• _EXERCISE GOAL_
What is the number of lines containing the word "Tweed"? Give that number alone.

• _MATERIAL SHOWN_

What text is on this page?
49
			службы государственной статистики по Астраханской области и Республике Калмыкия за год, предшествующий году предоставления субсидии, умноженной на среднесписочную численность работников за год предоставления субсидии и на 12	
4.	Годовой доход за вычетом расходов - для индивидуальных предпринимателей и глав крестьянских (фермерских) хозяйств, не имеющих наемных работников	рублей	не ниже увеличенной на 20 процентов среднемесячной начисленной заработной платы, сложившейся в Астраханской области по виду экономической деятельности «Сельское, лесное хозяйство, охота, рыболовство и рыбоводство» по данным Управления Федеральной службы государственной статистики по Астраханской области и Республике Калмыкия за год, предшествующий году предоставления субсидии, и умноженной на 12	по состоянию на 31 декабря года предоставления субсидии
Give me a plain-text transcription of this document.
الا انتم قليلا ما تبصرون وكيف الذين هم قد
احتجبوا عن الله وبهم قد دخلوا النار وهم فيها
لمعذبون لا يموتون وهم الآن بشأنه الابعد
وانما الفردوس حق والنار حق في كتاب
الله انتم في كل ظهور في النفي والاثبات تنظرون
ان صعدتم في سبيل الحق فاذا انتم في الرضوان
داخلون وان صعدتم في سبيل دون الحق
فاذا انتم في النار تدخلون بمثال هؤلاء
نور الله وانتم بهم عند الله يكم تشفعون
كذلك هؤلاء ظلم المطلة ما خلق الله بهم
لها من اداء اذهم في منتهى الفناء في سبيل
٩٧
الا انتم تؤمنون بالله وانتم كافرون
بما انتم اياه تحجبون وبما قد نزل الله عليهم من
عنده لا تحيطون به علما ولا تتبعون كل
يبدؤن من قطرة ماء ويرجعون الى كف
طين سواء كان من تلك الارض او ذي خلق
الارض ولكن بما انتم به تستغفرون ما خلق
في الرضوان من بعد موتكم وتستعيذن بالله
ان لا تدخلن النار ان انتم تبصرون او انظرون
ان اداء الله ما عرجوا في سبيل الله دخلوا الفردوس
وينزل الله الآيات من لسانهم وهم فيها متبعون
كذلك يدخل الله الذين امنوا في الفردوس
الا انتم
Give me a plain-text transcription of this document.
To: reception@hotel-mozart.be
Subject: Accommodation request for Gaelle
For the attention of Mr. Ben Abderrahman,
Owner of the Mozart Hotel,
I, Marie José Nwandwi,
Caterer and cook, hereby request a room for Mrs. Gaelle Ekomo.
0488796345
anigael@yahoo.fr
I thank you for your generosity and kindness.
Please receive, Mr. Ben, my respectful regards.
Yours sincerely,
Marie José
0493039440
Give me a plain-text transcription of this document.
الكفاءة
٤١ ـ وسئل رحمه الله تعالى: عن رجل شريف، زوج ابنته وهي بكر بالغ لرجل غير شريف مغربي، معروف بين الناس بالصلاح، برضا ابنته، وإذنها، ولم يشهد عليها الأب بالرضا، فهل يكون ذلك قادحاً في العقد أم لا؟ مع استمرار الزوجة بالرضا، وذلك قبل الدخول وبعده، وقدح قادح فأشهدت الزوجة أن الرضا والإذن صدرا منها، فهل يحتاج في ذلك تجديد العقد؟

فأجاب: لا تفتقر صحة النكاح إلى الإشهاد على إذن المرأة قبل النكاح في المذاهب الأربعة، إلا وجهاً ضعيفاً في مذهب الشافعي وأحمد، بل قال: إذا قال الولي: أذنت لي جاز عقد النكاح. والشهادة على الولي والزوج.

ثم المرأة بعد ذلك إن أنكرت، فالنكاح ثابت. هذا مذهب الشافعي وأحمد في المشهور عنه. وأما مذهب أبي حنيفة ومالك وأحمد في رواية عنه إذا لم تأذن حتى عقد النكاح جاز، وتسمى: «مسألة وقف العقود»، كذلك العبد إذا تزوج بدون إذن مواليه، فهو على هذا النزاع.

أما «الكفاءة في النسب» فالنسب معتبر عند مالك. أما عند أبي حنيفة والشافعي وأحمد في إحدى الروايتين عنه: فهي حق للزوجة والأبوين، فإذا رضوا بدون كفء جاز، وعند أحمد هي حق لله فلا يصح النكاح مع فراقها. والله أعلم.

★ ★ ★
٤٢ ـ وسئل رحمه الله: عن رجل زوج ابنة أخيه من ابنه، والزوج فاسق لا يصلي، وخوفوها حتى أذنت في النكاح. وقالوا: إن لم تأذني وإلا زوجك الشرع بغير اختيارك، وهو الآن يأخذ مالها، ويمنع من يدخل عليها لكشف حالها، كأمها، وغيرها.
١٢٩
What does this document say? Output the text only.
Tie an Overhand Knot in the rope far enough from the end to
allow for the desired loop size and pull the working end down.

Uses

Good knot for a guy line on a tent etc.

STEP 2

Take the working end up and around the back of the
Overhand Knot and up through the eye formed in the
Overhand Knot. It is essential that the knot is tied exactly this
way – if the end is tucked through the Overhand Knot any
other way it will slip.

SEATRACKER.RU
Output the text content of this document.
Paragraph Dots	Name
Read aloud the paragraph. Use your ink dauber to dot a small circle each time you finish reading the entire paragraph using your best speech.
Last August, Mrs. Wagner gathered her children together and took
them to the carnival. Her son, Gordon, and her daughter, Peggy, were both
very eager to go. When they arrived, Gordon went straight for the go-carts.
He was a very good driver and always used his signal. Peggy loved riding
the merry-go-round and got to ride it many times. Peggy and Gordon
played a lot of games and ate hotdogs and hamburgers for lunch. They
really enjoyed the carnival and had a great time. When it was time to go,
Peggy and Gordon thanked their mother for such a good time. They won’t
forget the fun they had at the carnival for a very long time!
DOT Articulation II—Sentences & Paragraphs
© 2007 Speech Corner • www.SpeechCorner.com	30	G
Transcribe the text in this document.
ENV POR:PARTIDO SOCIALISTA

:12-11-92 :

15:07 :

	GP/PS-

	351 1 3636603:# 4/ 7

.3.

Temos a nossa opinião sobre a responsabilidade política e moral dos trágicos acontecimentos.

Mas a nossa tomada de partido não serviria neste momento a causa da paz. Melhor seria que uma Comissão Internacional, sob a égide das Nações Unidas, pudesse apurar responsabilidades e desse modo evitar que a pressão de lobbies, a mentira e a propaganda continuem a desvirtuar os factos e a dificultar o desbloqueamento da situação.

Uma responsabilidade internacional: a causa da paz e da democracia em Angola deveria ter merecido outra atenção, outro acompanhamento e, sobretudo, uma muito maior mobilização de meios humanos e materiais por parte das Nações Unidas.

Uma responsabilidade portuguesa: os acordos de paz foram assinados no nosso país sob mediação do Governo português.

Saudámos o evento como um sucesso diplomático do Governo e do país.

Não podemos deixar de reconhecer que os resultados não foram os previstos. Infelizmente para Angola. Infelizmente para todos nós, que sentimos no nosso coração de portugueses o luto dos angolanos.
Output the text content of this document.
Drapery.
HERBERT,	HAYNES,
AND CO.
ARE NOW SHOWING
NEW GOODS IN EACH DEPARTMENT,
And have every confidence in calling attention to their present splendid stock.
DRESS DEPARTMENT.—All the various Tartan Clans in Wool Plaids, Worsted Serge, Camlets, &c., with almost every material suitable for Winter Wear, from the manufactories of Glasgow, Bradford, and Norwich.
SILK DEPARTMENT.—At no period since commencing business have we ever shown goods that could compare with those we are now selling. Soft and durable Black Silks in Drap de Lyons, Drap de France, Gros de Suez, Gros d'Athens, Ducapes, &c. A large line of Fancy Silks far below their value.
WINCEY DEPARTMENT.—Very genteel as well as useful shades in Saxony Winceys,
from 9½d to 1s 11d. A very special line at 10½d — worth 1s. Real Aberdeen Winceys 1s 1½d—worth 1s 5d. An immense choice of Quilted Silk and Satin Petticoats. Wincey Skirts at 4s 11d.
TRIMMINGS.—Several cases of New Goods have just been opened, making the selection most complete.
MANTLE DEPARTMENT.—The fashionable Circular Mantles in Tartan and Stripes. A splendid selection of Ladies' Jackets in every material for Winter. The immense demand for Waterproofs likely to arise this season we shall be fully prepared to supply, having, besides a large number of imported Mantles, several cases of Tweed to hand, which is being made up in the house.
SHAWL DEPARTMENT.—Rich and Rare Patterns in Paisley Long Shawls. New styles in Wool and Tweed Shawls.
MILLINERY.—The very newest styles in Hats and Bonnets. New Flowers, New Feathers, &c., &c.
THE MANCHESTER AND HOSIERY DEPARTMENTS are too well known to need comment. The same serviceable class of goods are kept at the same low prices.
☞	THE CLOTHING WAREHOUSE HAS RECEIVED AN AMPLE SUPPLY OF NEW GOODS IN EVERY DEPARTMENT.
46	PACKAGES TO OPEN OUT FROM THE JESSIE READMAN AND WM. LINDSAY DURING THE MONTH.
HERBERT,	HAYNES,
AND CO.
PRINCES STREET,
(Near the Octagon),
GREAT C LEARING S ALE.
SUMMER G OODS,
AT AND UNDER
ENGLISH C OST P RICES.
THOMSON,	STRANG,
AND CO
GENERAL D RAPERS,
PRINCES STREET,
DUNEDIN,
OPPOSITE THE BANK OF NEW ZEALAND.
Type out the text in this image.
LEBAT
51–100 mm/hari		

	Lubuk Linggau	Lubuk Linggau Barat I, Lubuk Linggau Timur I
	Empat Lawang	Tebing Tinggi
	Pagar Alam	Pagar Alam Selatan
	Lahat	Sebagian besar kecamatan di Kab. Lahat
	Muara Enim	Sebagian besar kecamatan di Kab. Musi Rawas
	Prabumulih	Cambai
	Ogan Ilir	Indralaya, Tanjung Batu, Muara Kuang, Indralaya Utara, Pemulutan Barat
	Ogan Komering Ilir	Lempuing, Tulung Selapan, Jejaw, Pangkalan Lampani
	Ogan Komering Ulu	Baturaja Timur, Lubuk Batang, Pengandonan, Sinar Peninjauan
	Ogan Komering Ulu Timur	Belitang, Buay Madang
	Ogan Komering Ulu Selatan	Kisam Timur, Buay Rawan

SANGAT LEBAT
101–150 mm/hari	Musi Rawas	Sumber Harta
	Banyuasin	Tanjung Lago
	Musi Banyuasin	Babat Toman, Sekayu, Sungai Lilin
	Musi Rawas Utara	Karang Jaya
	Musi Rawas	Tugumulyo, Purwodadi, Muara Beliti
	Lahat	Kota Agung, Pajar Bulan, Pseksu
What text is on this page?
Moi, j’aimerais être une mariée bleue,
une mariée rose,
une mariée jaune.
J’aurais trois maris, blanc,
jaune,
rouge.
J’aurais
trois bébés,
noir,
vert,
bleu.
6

• _TASK RESULT_
2